### Your task
All lines in which the word "structured" occurs are to be extracted.

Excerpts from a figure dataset
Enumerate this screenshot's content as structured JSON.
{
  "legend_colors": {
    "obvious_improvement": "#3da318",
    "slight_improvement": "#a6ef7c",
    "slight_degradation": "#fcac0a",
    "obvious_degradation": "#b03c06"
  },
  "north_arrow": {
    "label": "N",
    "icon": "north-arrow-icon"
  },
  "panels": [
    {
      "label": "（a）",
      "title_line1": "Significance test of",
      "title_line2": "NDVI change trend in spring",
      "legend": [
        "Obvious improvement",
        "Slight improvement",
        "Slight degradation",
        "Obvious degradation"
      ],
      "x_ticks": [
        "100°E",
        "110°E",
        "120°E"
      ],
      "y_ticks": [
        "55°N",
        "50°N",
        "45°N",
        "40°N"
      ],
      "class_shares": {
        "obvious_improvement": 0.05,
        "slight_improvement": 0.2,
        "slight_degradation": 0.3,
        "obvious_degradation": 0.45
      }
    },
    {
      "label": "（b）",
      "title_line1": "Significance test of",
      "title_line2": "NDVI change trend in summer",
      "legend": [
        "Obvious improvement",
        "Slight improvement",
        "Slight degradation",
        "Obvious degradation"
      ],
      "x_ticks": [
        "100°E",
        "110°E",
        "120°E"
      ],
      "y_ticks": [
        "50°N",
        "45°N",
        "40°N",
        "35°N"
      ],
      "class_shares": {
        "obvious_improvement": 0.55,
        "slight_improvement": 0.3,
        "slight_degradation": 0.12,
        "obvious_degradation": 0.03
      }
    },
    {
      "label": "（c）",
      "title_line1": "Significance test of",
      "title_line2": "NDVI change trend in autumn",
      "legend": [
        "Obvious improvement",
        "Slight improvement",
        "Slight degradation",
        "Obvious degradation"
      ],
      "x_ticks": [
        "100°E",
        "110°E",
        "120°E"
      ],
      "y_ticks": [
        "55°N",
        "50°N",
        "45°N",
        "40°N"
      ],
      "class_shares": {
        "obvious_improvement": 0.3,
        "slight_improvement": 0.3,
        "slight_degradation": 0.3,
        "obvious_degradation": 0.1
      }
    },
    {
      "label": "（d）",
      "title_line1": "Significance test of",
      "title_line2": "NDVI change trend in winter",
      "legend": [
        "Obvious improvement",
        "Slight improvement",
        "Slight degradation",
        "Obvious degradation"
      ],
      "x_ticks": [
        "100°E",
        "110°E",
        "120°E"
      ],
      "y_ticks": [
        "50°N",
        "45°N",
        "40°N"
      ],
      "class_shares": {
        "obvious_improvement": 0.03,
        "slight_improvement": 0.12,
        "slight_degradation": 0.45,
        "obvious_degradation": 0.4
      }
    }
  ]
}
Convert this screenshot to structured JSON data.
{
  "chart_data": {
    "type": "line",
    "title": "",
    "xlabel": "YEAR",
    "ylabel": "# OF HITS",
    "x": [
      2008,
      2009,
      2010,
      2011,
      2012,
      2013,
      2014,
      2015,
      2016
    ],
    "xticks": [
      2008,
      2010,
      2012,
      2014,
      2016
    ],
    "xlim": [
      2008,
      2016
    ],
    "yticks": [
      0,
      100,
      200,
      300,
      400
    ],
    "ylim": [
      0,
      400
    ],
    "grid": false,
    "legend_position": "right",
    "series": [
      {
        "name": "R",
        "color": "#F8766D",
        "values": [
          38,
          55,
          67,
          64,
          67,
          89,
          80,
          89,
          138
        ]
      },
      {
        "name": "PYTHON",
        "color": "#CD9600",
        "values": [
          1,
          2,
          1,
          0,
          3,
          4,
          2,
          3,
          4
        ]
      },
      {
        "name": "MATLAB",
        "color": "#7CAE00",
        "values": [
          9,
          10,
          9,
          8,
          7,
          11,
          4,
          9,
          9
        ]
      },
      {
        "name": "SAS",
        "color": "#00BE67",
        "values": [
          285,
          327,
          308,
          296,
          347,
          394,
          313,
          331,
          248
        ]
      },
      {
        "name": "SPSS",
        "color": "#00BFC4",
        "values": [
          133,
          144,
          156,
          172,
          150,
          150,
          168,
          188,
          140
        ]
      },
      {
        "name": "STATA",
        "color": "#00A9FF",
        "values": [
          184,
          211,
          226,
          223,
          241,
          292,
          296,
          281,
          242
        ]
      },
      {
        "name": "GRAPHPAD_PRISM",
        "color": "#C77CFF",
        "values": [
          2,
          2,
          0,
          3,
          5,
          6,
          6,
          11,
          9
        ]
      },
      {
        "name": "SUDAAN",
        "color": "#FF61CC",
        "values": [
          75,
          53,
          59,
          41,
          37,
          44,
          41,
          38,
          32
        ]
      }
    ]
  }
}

### Written response
Enumerate this screenshot's content as structured JSON.
Convert this screenshot to structured JSON data.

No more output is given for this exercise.